> DIRECTIONS FOR THIS TASK
Identify the lines that contain the word "slope", then copy them.

> DATA LINES
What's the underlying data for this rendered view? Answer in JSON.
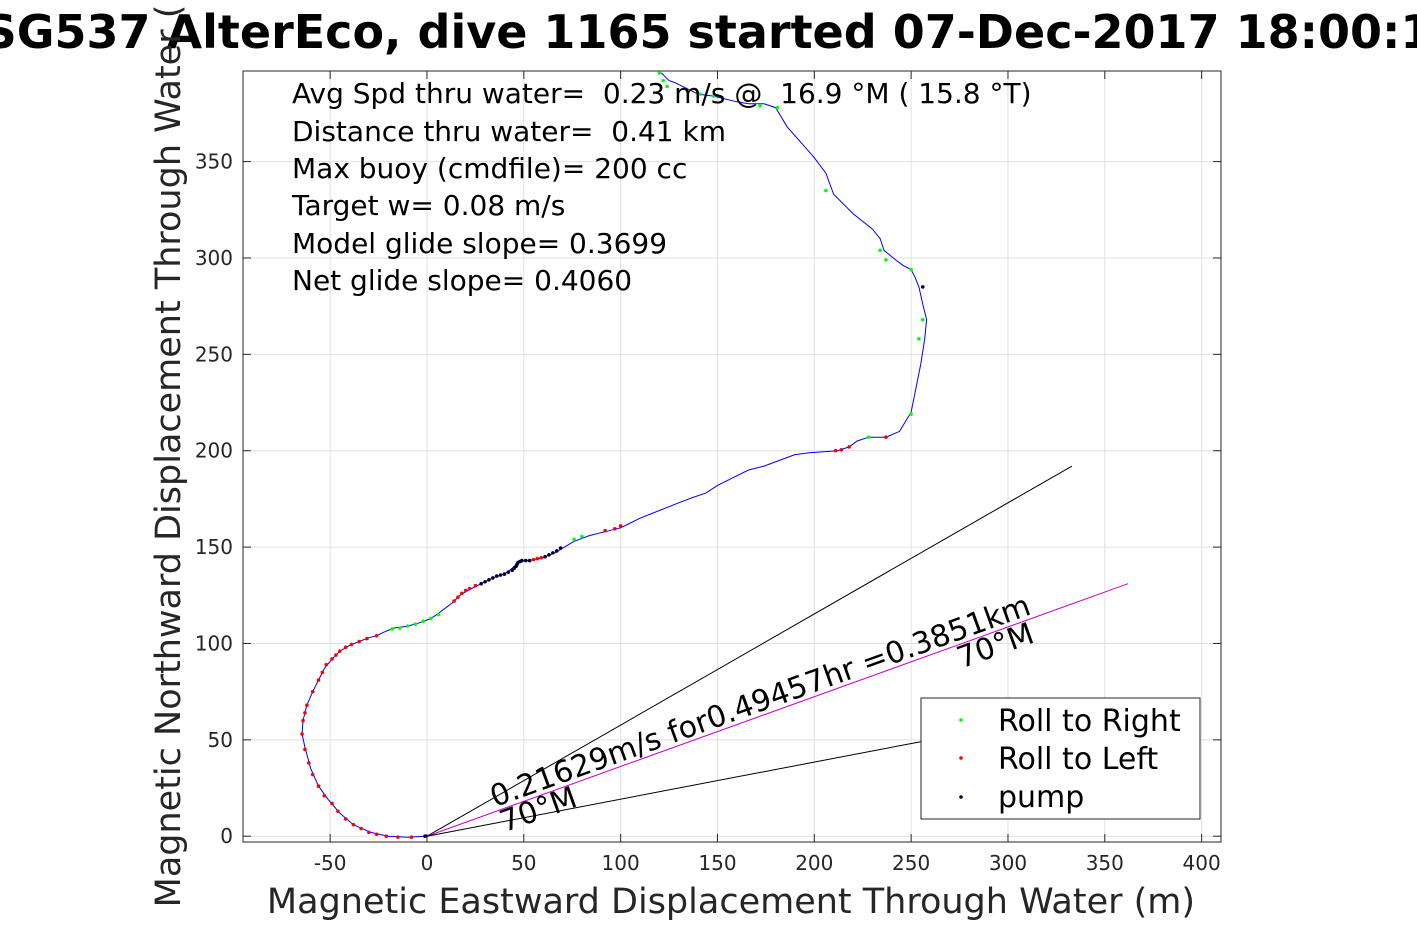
{
  "chart_data": {
    "type": "scatter",
    "title": "SG537 AlterEco, dive 1165 started 07-Dec-2017 18:00:1",
    "xlabel": "Magnetic Eastward Displacement Through Water (m)",
    "ylabel": "Magnetic Northward Displacement Through Water (",
    "xlim": [
      -95,
      410
    ],
    "ylim": [
      -3,
      397
    ],
    "xticks": [
      -50,
      0,
      50,
      100,
      150,
      200,
      250,
      300,
      350,
      400
    ],
    "yticks": [
      0,
      50,
      100,
      150,
      200,
      250,
      300,
      350
    ],
    "grid": true,
    "legend_position": "lower-right",
    "stats_text": [
      "Avg Spd thru water=  0.23 m/s @  16.9 °M ( 15.8 °T)",
      "Distance thru water=  0.41 km",
      "Max buoy (cmdfile)= 200 cc",
      "Target w= 0.08 m/s",
      "Model glide slope= 0.3699",
      "Net glide slope= 0.4060"
    ],
    "track": {
      "color": "#0000ff",
      "x": [
        -1,
        -10,
        -20,
        -29,
        -38,
        -45,
        -51,
        -56,
        -60,
        -63,
        -64.5,
        -64,
        -62,
        -59,
        -56,
        -53,
        -49,
        -45,
        -40,
        -35,
        -30,
        -26,
        -22,
        -17,
        -10,
        -3,
        2,
        5,
        9,
        13,
        17,
        22,
        28,
        34,
        40,
        44,
        46,
        47,
        48,
        51,
        55,
        60,
        66,
        71,
        76,
        84,
        92,
        100,
        104,
        110,
        120,
        130,
        138,
        144,
        150,
        158,
        166,
        174,
        182,
        190,
        198,
        205,
        212,
        218,
        222,
        228,
        237,
        244,
        250,
        255,
        257,
        258,
        256,
        254,
        252,
        250,
        246,
        242,
        236,
        234,
        230,
        220,
        210,
        206,
        200,
        193,
        186,
        180,
        174,
        166,
        160,
        148,
        140,
        136,
        132,
        128,
        125,
        123,
        121
      ],
      "y": [
        0,
        -0.5,
        0,
        2,
        6,
        12,
        19,
        26,
        35,
        46,
        53,
        60,
        68,
        75,
        81,
        87,
        92,
        96,
        99,
        101,
        103,
        104,
        106,
        108,
        109,
        111,
        113,
        115,
        118,
        121,
        125,
        128,
        131,
        134,
        136,
        139,
        141,
        142.5,
        143,
        143,
        143.5,
        144.5,
        147,
        150,
        153,
        156,
        158,
        160,
        162,
        165,
        169,
        173,
        176,
        178,
        182,
        186,
        190,
        192,
        195,
        198,
        199,
        199.5,
        200,
        202,
        205,
        207,
        207,
        210,
        220,
        245,
        258,
        268,
        276,
        285,
        290,
        294,
        296,
        299,
        304,
        310,
        315,
        323,
        333,
        344,
        352,
        360,
        368,
        378,
        380,
        380,
        381,
        384,
        385,
        387,
        389,
        391,
        392,
        394,
        396
      ],
      "markers": [
        {
          "x": -1,
          "y": 0,
          "type": "pump"
        },
        {
          "x": -8,
          "y": -0.5,
          "type": "left"
        },
        {
          "x": -15,
          "y": -0.5,
          "type": "left"
        },
        {
          "x": -21,
          "y": 0,
          "type": "left"
        },
        {
          "x": -26,
          "y": 1,
          "type": "left"
        },
        {
          "x": -30,
          "y": 2,
          "type": "left"
        },
        {
          "x": -34,
          "y": 4,
          "type": "left"
        },
        {
          "x": -38,
          "y": 6,
          "type": "left"
        },
        {
          "x": -42,
          "y": 9,
          "type": "left"
        },
        {
          "x": -46,
          "y": 13,
          "type": "left"
        },
        {
          "x": -49,
          "y": 17,
          "type": "left"
        },
        {
          "x": -53,
          "y": 21,
          "type": "left"
        },
        {
          "x": -56,
          "y": 26,
          "type": "left"
        },
        {
          "x": -59,
          "y": 32,
          "type": "left"
        },
        {
          "x": -61,
          "y": 38,
          "type": "left"
        },
        {
          "x": -63,
          "y": 45,
          "type": "left"
        },
        {
          "x": -64.5,
          "y": 53,
          "type": "left"
        },
        {
          "x": -64,
          "y": 60,
          "type": "left"
        },
        {
          "x": -63,
          "y": 64,
          "type": "left"
        },
        {
          "x": -62,
          "y": 68,
          "type": "left"
        },
        {
          "x": -59,
          "y": 75,
          "type": "left"
        },
        {
          "x": -56,
          "y": 81,
          "type": "left"
        },
        {
          "x": -54,
          "y": 85,
          "type": "left"
        },
        {
          "x": -52,
          "y": 89,
          "type": "left"
        },
        {
          "x": -49,
          "y": 92,
          "type": "left"
        },
        {
          "x": -47,
          "y": 94,
          "type": "left"
        },
        {
          "x": -45,
          "y": 96,
          "type": "left"
        },
        {
          "x": -42,
          "y": 98,
          "type": "left"
        },
        {
          "x": -39,
          "y": 99.5,
          "type": "left"
        },
        {
          "x": -35,
          "y": 101,
          "type": "left"
        },
        {
          "x": -31,
          "y": 102.5,
          "type": "left"
        },
        {
          "x": -26,
          "y": 104,
          "type": "left"
        },
        {
          "x": -18,
          "y": 107.5,
          "type": "right"
        },
        {
          "x": -14,
          "y": 108,
          "type": "right"
        },
        {
          "x": -10,
          "y": 109,
          "type": "right"
        },
        {
          "x": -6,
          "y": 110,
          "type": "right"
        },
        {
          "x": -2,
          "y": 111.5,
          "type": "right"
        },
        {
          "x": 2,
          "y": 113,
          "type": "right"
        },
        {
          "x": 6,
          "y": 115,
          "type": "right"
        },
        {
          "x": 14,
          "y": 122,
          "type": "left"
        },
        {
          "x": 16,
          "y": 124,
          "type": "left"
        },
        {
          "x": 18,
          "y": 126,
          "type": "left"
        },
        {
          "x": 20,
          "y": 127.5,
          "type": "left"
        },
        {
          "x": 22,
          "y": 128.5,
          "type": "left"
        },
        {
          "x": 25,
          "y": 130,
          "type": "left"
        },
        {
          "x": 28,
          "y": 131,
          "type": "pump"
        },
        {
          "x": 30,
          "y": 132,
          "type": "pump"
        },
        {
          "x": 32,
          "y": 133,
          "type": "pump"
        },
        {
          "x": 34,
          "y": 134,
          "type": "pump"
        },
        {
          "x": 36,
          "y": 135,
          "type": "pump"
        },
        {
          "x": 38,
          "y": 135.5,
          "type": "pump"
        },
        {
          "x": 40,
          "y": 136,
          "type": "pump"
        },
        {
          "x": 42,
          "y": 137,
          "type": "pump"
        },
        {
          "x": 44,
          "y": 138,
          "type": "pump"
        },
        {
          "x": 45,
          "y": 139,
          "type": "pump"
        },
        {
          "x": 46,
          "y": 140,
          "type": "pump"
        },
        {
          "x": 46.5,
          "y": 141,
          "type": "pump"
        },
        {
          "x": 47,
          "y": 142,
          "type": "pump"
        },
        {
          "x": 48,
          "y": 142.5,
          "type": "pump"
        },
        {
          "x": 49,
          "y": 143,
          "type": "pump"
        },
        {
          "x": 51,
          "y": 143,
          "type": "pump"
        },
        {
          "x": 53,
          "y": 143,
          "type": "pump"
        },
        {
          "x": 55,
          "y": 143.5,
          "type": "left"
        },
        {
          "x": 57,
          "y": 144,
          "type": "left"
        },
        {
          "x": 59,
          "y": 144.5,
          "type": "left"
        },
        {
          "x": 61,
          "y": 145,
          "type": "pump"
        },
        {
          "x": 63,
          "y": 146,
          "type": "pump"
        },
        {
          "x": 65,
          "y": 147,
          "type": "pump"
        },
        {
          "x": 67,
          "y": 148,
          "type": "pump"
        },
        {
          "x": 69,
          "y": 149.5,
          "type": "pump"
        },
        {
          "x": 76,
          "y": 154,
          "type": "right"
        },
        {
          "x": 80,
          "y": 155.5,
          "type": "right"
        },
        {
          "x": 92,
          "y": 158.5,
          "type": "left"
        },
        {
          "x": 97,
          "y": 159.5,
          "type": "left"
        },
        {
          "x": 100,
          "y": 161,
          "type": "left"
        },
        {
          "x": 211,
          "y": 200,
          "type": "left"
        },
        {
          "x": 214,
          "y": 200.5,
          "type": "left"
        },
        {
          "x": 218,
          "y": 202,
          "type": "left"
        },
        {
          "x": 228,
          "y": 207,
          "type": "right"
        },
        {
          "x": 237,
          "y": 207,
          "type": "left"
        },
        {
          "x": 250,
          "y": 219,
          "type": "right"
        },
        {
          "x": 254,
          "y": 258,
          "type": "right"
        },
        {
          "x": 256,
          "y": 268,
          "type": "right"
        },
        {
          "x": 256,
          "y": 285,
          "type": "pump"
        },
        {
          "x": 250,
          "y": 294,
          "type": "right"
        },
        {
          "x": 237,
          "y": 299,
          "type": "right"
        },
        {
          "x": 234,
          "y": 304,
          "type": "right"
        },
        {
          "x": 206,
          "y": 335,
          "type": "right"
        },
        {
          "x": 181,
          "y": 378,
          "type": "right"
        },
        {
          "x": 172,
          "y": 379,
          "type": "right"
        },
        {
          "x": 148,
          "y": 384,
          "type": "right"
        },
        {
          "x": 141,
          "y": 385,
          "type": "right"
        },
        {
          "x": 124,
          "y": 389,
          "type": "right"
        },
        {
          "x": 122,
          "y": 392,
          "type": "right"
        },
        {
          "x": 120,
          "y": 396,
          "type": "right"
        }
      ]
    },
    "lines": [
      {
        "name": "upper",
        "color": "#000000",
        "x": [
          0,
          333
        ],
        "y": [
          0,
          192
        ]
      },
      {
        "name": "middle",
        "color": "#cc00cc",
        "x": [
          0,
          362
        ],
        "y": [
          0,
          131
        ]
      },
      {
        "name": "lower",
        "color": "#000000",
        "x": [
          0,
          260
        ],
        "y": [
          0,
          50
        ]
      }
    ],
    "annotations": [
      {
        "text": "0.21629m/s for0.49457hr =0.3851km",
        "x": 35,
        "y": 15,
        "angle_deg": -19.8
      },
      {
        "text": "70°M",
        "x": 276,
        "y": 87,
        "angle_deg": -19.8
      },
      {
        "text": "70°M",
        "x": 40,
        "y": 2,
        "angle_deg": -19.8
      }
    ],
    "legend": [
      {
        "label": "Roll to Right",
        "color": "#00ff00"
      },
      {
        "label": "Roll to Left",
        "color": "#ff0000"
      },
      {
        "label": "pump",
        "color": "#000033"
      }
    ]
  }
}
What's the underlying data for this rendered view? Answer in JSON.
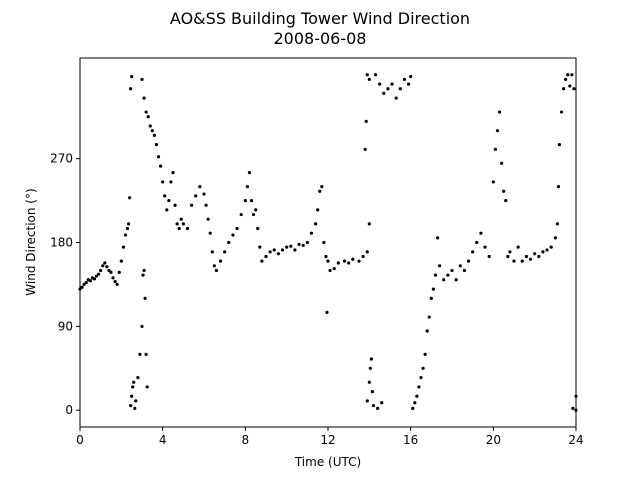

> CORRECT RESULT
      "Model glide slope= 0.3699",
      "Net glide slope= 0.4060"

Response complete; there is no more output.